CHALLENGE >> From the entries below, gather each line containing the word "祝你美好生活始开头".

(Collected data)
━━━━━━
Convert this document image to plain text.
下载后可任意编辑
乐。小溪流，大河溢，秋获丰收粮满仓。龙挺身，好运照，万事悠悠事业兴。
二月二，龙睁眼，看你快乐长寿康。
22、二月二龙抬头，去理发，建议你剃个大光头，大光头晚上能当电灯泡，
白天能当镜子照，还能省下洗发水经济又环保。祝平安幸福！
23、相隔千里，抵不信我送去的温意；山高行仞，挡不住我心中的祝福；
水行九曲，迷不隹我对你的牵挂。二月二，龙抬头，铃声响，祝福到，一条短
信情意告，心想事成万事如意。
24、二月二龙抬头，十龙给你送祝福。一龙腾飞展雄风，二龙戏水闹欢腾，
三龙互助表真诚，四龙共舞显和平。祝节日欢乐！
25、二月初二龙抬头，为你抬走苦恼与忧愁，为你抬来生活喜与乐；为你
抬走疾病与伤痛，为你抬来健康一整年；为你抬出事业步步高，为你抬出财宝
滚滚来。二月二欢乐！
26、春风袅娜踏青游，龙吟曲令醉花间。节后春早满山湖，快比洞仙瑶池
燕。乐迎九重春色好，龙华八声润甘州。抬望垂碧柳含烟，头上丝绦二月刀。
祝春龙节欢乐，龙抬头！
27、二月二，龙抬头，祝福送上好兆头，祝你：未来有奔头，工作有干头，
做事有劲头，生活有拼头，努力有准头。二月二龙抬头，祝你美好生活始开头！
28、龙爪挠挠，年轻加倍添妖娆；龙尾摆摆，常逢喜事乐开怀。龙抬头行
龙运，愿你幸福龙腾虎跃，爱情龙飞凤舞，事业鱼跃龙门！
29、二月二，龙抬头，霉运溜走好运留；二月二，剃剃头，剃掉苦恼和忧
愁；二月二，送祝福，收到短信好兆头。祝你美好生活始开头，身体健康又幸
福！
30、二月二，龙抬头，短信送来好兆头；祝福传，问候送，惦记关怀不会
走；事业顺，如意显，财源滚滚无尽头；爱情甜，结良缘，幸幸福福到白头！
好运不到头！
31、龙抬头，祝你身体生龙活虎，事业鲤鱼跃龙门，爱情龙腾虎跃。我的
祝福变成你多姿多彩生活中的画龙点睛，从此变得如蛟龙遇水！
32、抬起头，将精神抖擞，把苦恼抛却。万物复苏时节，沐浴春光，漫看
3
━━━━━━
THE REPLY >>
做事有劲头，生活有拼头，努力有准头。二月二龙抬头，祝你美好生活始开头！
愁；二月二，送祝福，收到短信好兆头。祝你美好生活始开头，身体健康又幸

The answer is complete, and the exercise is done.